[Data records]
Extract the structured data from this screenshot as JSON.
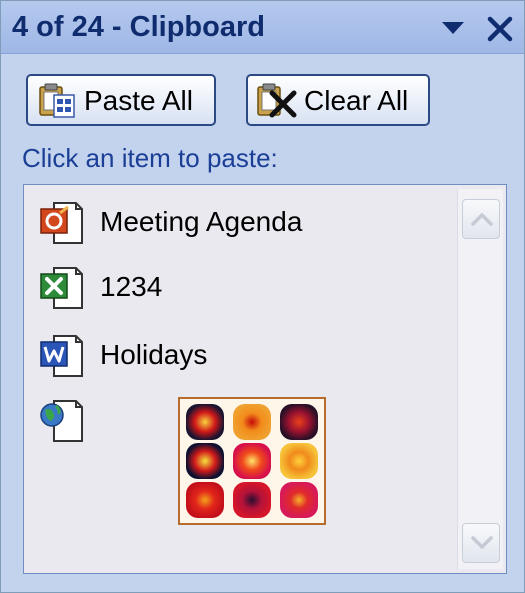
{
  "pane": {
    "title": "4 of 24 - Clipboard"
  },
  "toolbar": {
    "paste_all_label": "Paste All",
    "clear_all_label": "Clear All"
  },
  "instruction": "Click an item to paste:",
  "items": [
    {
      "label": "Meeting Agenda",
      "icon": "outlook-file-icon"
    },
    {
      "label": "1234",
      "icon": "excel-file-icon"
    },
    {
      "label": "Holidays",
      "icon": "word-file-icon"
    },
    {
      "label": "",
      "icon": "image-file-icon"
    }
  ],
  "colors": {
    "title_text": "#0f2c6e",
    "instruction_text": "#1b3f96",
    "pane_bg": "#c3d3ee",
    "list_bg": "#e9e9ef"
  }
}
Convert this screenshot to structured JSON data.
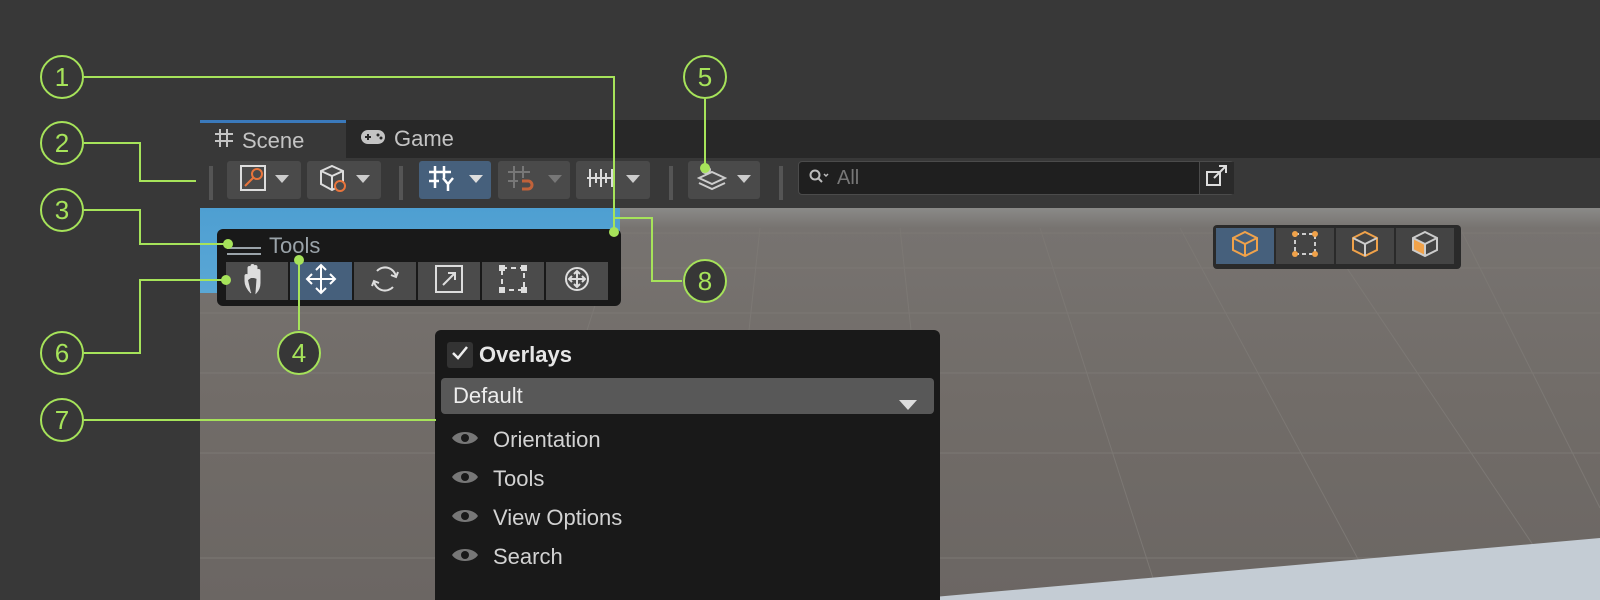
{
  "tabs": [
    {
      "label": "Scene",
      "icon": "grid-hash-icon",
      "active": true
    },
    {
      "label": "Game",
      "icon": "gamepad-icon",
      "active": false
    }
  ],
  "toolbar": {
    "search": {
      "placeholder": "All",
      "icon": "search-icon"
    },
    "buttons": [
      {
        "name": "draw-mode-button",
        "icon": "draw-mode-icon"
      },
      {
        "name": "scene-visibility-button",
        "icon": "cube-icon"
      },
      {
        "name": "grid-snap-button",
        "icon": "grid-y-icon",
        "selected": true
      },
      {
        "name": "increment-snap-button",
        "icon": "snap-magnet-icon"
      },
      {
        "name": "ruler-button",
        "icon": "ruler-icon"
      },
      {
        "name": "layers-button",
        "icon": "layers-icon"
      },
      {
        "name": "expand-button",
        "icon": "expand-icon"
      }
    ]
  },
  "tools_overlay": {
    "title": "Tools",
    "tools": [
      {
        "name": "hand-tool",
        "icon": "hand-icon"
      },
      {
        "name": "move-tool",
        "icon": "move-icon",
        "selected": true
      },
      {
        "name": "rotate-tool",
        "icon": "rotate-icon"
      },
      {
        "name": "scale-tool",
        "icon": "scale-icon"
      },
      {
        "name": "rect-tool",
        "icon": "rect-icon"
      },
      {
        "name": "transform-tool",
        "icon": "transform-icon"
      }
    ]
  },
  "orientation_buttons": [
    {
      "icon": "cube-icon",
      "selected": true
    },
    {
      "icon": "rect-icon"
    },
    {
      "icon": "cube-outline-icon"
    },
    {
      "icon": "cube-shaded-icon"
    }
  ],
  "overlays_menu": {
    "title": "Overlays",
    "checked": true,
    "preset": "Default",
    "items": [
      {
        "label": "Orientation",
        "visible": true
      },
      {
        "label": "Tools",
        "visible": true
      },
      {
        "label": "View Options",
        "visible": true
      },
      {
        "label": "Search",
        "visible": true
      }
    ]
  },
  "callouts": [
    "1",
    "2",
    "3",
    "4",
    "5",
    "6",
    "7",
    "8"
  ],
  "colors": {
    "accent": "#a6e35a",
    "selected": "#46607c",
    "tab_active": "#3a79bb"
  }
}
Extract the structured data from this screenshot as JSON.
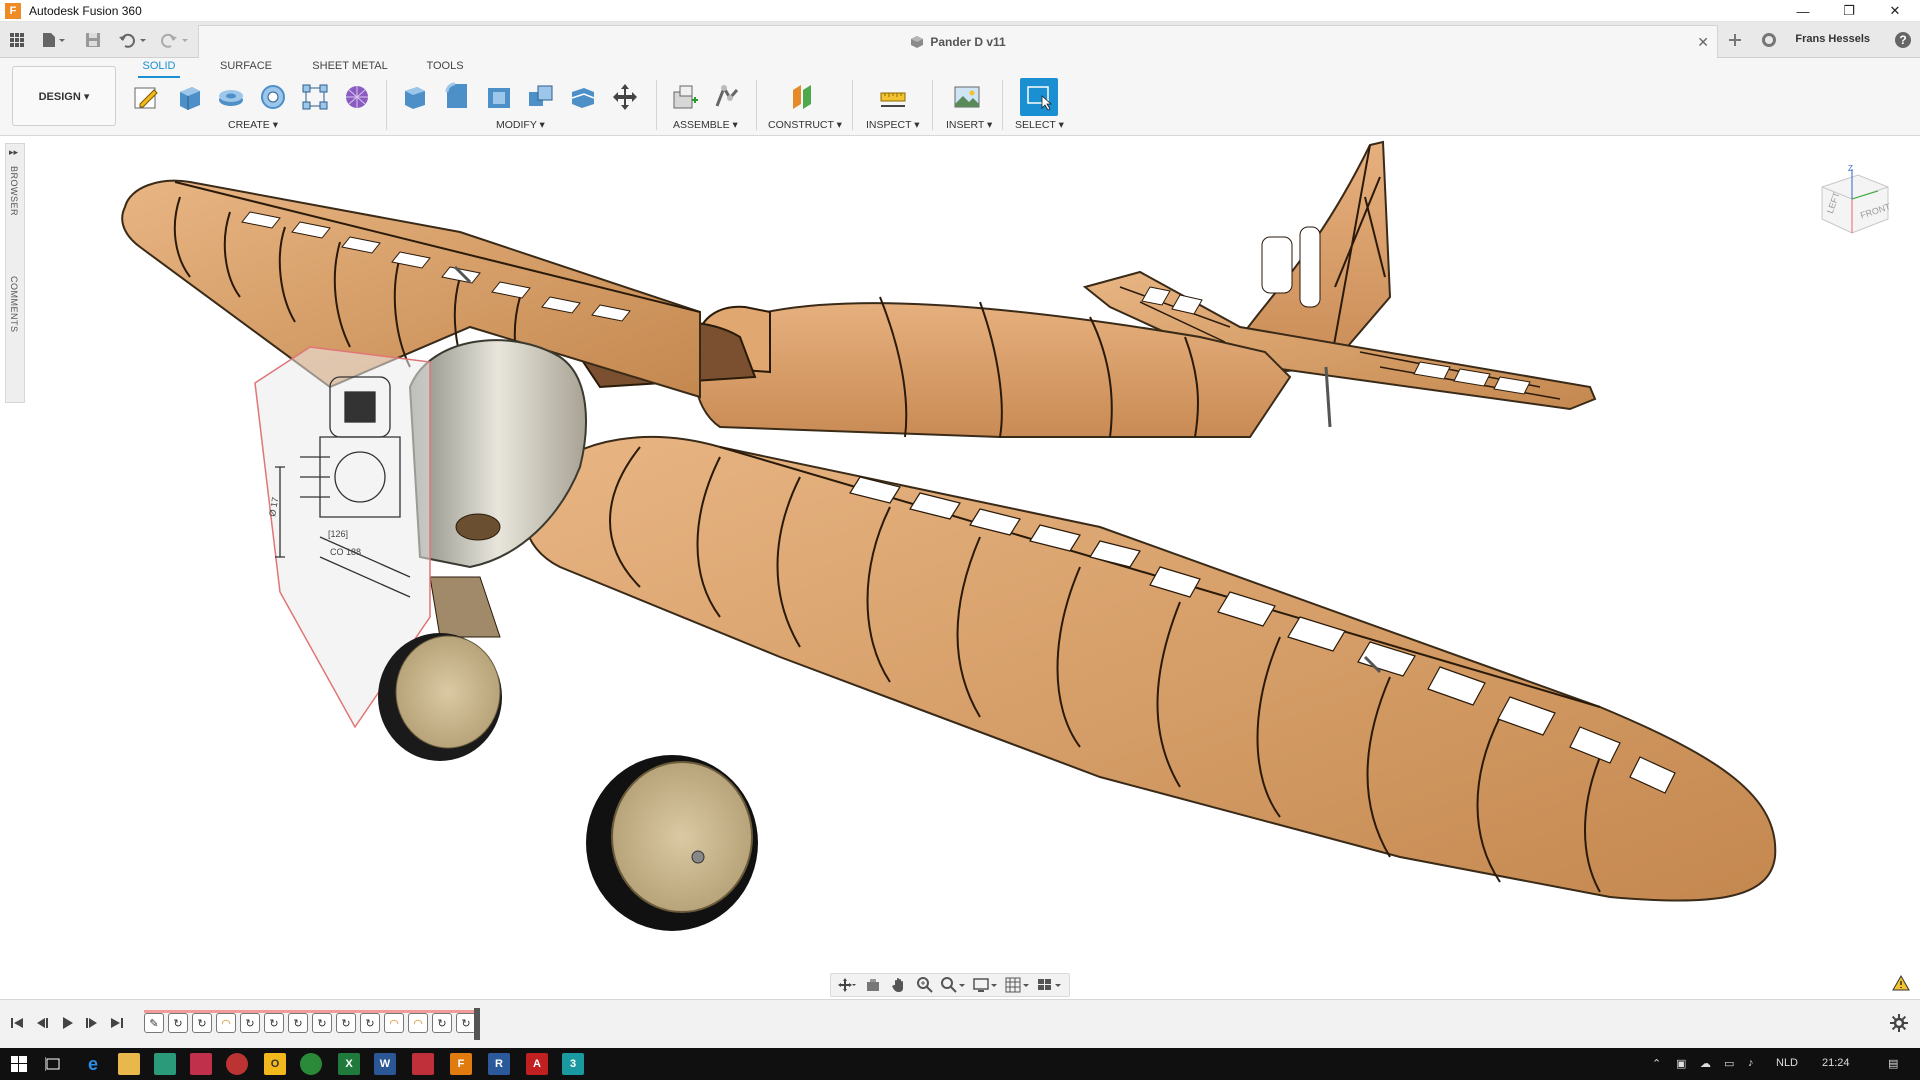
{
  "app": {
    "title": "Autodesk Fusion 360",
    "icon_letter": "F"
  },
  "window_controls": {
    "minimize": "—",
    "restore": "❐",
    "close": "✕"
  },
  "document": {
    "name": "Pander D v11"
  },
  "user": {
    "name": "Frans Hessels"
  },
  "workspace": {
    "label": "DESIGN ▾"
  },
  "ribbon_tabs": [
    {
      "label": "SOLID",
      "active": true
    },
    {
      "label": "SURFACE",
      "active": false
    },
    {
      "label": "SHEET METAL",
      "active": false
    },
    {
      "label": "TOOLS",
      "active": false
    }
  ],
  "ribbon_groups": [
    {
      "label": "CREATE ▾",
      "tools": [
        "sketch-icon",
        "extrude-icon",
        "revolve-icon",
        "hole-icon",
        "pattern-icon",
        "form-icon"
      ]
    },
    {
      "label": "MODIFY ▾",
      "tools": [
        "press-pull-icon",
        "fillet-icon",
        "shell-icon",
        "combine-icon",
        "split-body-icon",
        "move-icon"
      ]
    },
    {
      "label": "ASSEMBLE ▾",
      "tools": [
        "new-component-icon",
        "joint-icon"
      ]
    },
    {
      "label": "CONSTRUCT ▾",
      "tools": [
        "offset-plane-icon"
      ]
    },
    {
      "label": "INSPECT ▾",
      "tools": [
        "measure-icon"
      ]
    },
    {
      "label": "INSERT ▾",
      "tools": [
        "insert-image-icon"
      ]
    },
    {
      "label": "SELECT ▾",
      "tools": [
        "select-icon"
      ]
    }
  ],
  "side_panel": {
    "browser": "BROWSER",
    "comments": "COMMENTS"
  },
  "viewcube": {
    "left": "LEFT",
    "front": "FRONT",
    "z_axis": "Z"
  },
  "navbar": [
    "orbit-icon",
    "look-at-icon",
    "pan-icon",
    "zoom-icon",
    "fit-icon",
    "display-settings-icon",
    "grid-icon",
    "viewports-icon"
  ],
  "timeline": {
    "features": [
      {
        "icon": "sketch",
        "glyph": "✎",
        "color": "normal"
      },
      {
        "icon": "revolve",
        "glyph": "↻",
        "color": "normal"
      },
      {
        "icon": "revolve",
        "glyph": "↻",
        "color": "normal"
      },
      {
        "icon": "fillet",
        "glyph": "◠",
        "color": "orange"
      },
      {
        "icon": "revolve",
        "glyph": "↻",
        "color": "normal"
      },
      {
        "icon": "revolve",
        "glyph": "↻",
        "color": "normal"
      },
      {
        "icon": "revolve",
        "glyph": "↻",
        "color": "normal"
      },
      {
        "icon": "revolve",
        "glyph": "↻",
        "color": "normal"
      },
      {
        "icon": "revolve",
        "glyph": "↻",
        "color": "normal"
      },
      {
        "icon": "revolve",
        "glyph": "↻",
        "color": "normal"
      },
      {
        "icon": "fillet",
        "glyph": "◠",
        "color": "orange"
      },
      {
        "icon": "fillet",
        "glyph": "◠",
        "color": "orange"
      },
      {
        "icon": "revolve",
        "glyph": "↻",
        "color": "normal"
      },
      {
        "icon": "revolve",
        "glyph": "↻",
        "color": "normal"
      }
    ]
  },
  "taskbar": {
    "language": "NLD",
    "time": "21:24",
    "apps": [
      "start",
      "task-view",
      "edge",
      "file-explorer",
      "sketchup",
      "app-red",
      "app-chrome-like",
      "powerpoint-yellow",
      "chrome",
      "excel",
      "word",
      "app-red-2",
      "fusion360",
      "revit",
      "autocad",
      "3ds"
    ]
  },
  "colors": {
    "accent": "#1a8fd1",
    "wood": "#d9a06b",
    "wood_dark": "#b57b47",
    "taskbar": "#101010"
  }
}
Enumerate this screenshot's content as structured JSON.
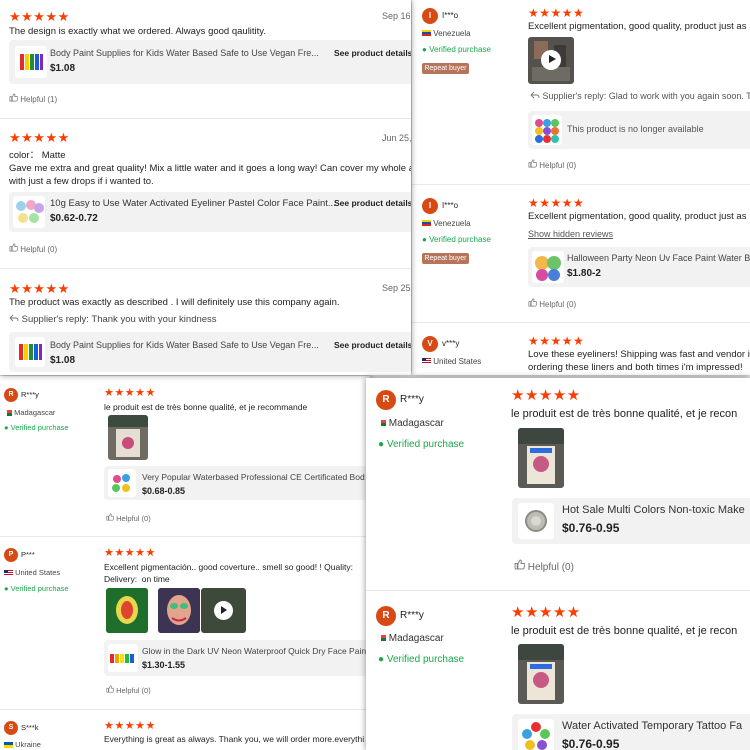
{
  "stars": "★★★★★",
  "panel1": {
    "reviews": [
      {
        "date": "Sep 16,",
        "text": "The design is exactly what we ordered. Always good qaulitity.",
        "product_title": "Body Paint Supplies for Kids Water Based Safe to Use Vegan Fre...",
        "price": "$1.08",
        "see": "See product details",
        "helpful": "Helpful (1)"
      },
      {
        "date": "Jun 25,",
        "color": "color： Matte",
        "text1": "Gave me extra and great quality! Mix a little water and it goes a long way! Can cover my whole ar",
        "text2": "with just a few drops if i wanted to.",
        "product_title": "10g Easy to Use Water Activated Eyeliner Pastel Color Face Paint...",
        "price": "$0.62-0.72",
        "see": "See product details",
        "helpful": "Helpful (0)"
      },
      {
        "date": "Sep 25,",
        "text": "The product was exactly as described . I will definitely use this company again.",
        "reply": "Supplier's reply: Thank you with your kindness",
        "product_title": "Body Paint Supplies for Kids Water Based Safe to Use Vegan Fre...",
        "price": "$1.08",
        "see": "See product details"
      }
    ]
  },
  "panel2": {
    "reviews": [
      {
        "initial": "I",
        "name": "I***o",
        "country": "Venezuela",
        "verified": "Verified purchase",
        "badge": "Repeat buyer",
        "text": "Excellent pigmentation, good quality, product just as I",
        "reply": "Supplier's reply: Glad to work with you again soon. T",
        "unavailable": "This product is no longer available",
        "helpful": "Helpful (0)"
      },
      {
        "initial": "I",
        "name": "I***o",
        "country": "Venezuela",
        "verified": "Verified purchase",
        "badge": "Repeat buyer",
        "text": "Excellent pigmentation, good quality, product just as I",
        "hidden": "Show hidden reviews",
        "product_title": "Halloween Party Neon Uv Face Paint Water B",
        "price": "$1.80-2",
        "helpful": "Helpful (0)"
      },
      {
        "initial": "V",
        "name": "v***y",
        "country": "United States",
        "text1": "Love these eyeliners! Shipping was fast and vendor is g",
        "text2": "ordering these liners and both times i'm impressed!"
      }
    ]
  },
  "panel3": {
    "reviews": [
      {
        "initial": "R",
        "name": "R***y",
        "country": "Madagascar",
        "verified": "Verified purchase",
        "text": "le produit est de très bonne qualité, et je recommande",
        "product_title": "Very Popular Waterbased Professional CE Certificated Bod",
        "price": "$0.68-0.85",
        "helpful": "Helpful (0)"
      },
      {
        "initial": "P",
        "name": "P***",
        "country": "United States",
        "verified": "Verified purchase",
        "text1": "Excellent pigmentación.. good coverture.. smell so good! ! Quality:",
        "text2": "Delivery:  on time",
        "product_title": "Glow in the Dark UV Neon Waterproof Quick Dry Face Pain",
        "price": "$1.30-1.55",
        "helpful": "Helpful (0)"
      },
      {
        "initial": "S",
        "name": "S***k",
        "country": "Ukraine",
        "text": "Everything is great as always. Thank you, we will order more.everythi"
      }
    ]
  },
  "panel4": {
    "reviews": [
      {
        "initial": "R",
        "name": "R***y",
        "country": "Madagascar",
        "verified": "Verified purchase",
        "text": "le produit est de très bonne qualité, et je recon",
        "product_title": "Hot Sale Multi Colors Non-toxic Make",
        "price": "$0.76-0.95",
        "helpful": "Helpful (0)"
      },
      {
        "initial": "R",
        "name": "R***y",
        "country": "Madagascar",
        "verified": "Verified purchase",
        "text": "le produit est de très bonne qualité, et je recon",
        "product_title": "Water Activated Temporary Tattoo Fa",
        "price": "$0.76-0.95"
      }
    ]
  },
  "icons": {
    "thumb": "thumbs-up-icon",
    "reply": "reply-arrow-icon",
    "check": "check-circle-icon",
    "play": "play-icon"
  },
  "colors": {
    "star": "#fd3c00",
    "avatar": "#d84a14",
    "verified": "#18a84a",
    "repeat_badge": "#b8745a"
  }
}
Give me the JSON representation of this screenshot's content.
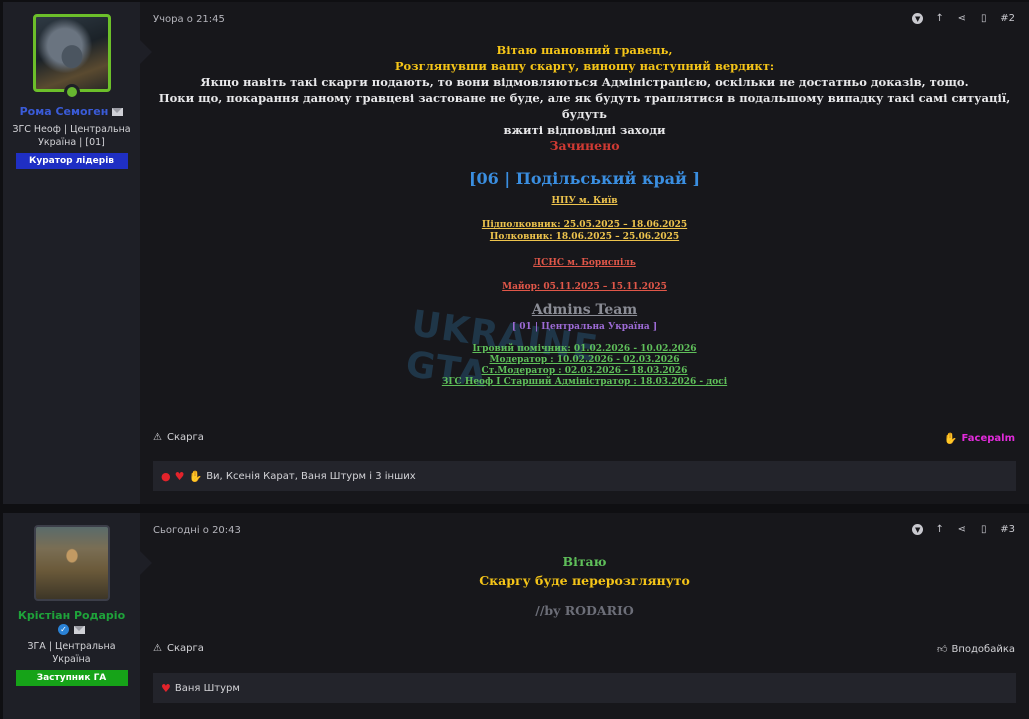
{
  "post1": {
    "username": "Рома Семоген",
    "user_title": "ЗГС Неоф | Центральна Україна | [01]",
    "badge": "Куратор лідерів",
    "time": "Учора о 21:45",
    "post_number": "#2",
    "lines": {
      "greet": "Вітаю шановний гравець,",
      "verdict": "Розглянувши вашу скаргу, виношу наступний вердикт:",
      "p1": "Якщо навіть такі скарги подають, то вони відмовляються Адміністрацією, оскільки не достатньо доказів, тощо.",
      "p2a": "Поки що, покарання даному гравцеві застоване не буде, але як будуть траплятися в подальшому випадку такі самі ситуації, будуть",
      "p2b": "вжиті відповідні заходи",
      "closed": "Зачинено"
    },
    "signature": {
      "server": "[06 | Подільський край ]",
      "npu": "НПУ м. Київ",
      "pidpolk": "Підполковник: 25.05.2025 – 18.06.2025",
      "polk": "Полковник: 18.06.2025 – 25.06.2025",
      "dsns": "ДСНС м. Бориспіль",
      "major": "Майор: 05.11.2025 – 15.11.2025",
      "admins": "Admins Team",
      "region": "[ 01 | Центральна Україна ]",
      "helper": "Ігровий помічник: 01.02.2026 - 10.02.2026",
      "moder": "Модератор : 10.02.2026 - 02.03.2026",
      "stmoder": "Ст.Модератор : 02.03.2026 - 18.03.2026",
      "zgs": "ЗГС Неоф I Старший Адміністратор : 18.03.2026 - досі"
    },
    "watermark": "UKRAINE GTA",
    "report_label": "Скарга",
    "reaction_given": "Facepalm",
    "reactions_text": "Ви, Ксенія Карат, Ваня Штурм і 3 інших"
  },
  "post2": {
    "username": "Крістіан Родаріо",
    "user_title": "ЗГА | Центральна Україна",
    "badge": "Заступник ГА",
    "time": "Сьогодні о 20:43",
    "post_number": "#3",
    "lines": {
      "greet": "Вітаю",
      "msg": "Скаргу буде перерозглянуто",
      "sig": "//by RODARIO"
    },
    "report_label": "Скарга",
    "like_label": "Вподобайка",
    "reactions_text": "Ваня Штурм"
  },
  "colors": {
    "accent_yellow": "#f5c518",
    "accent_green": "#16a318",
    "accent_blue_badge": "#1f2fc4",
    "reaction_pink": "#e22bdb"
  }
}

» Written task
Identify each line in the records above containing the word "content"; copy those lines.

» Exercise solution
Enumerate this screenshot's content as structured JSON.
Give me the JSON representation of this screenshot's content.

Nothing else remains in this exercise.